WHAT YOU HAVE TO DO: What lines in the following entries hold the word "into"? Copy each one.

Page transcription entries
__________________________________________________

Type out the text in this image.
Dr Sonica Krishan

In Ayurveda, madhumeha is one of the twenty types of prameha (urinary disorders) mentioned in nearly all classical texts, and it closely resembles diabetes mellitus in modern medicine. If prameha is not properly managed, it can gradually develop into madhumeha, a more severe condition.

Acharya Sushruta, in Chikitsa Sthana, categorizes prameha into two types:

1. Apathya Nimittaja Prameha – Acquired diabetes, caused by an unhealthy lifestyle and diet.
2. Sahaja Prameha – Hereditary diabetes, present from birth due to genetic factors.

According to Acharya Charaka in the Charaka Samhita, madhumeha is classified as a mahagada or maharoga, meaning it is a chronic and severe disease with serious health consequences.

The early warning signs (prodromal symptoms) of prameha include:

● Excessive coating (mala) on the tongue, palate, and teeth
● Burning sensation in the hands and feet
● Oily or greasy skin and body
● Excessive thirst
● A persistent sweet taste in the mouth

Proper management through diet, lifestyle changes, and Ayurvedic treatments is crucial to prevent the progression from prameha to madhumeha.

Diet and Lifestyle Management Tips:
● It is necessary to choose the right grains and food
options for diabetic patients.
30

__________________________________________________

RESPONSE:
In Ayurveda, madhumeha is one of the twenty types of prameha (urinary disorders) mentioned in nearly all classical texts, and it closely resembles diabetes mellitus in modern medicine. If prameha is not properly managed, it can gradually develop into madhumeha, a more severe condition.
Acharya Sushruta, in Chikitsa Sthana, categorizes prameha into two types:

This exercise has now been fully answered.